Copy each line in the data that includes the word "Bezirk".

▶ **SUPPLIED MATERIAL**

════════════════════

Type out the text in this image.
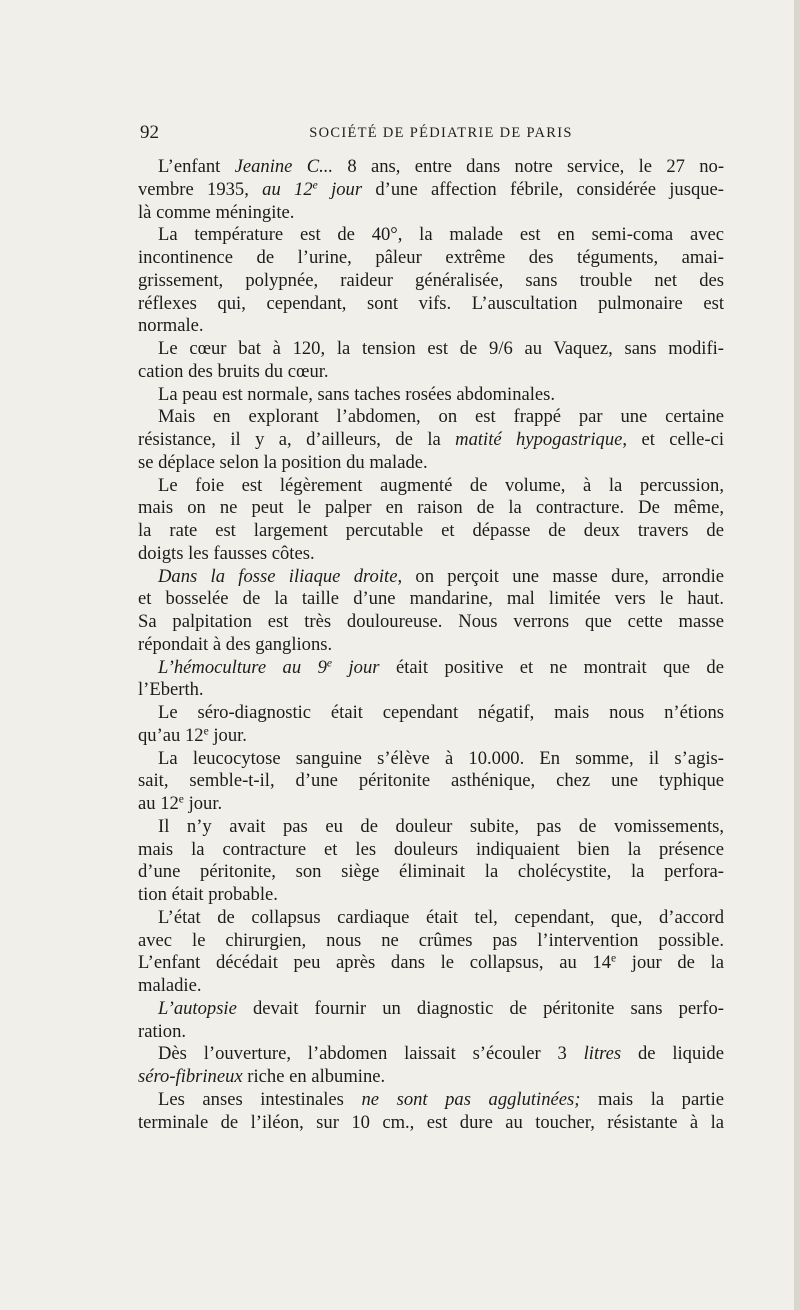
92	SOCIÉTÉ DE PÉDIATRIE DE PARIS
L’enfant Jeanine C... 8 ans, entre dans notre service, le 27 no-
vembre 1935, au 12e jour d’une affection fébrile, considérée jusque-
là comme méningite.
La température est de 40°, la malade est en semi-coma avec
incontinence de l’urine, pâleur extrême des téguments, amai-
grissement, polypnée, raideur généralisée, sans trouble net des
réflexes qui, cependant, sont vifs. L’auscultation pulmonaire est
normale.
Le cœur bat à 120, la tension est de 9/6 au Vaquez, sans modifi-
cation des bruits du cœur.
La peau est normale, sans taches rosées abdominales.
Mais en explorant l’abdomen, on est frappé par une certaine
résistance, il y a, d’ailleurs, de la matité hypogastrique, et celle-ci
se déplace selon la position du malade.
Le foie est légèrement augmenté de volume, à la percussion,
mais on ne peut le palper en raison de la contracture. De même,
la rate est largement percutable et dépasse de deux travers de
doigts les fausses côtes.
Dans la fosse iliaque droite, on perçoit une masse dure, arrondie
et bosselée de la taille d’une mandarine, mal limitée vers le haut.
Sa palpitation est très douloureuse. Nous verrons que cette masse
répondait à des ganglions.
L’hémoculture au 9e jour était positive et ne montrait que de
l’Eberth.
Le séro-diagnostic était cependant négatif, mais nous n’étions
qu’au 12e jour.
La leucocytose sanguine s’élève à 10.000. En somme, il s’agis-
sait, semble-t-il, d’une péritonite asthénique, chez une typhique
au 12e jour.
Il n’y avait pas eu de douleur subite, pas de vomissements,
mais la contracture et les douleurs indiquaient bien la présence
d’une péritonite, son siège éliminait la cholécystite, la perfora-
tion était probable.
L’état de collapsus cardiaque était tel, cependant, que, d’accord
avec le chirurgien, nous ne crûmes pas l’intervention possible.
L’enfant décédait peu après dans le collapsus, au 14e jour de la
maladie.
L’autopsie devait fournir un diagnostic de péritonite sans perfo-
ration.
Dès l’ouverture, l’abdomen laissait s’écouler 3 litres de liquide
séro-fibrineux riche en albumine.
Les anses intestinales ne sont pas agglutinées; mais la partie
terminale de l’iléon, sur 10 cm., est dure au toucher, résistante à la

════════════════════

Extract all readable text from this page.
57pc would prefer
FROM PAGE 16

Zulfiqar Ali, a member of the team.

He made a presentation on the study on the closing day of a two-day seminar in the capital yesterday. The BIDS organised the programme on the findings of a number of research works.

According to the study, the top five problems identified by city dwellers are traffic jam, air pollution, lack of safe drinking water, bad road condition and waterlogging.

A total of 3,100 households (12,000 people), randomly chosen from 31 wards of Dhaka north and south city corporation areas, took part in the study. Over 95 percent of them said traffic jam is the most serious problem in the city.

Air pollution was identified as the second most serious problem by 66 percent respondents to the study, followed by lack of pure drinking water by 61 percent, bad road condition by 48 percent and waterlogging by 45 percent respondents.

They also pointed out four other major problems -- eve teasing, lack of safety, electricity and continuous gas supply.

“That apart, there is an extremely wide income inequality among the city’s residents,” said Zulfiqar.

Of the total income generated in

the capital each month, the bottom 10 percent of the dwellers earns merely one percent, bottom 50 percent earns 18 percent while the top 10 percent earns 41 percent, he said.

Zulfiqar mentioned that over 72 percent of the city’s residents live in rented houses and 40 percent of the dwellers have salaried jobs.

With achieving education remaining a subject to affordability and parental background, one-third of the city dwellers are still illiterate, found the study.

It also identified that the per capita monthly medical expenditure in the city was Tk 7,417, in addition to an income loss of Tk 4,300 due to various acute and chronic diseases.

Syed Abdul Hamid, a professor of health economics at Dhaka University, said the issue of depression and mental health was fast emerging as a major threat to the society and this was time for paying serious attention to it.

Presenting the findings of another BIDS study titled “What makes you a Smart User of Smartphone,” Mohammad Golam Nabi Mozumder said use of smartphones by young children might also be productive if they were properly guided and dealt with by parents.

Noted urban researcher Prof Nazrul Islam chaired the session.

════════════════════

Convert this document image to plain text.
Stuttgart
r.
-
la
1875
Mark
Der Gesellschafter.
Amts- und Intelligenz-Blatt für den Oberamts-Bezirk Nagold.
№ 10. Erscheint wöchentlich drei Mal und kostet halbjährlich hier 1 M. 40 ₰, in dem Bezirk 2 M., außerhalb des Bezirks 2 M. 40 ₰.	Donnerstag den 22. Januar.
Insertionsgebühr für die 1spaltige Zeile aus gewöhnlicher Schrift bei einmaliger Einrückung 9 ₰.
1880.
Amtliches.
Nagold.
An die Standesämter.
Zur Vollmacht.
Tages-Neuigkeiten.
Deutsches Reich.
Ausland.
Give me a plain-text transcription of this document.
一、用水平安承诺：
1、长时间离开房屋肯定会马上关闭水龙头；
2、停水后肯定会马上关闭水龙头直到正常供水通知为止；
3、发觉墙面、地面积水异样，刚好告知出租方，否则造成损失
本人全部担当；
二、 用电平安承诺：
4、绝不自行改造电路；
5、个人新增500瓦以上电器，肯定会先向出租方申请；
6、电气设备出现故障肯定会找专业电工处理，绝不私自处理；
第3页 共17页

════════════════════

▶ **EXERCISE OUTPUT**
Amts- und Intelligenz-Blatt für den Oberamts-Bezirk Nagold.
№ 10. Erscheint wöchentlich drei Mal und kostet halbjährlich hier 1 M. 40 ₰, in dem Bezirk 2 M., außerhalb des Bezirks 2 M. 40 ₰.	Donnerstag den 22. Januar.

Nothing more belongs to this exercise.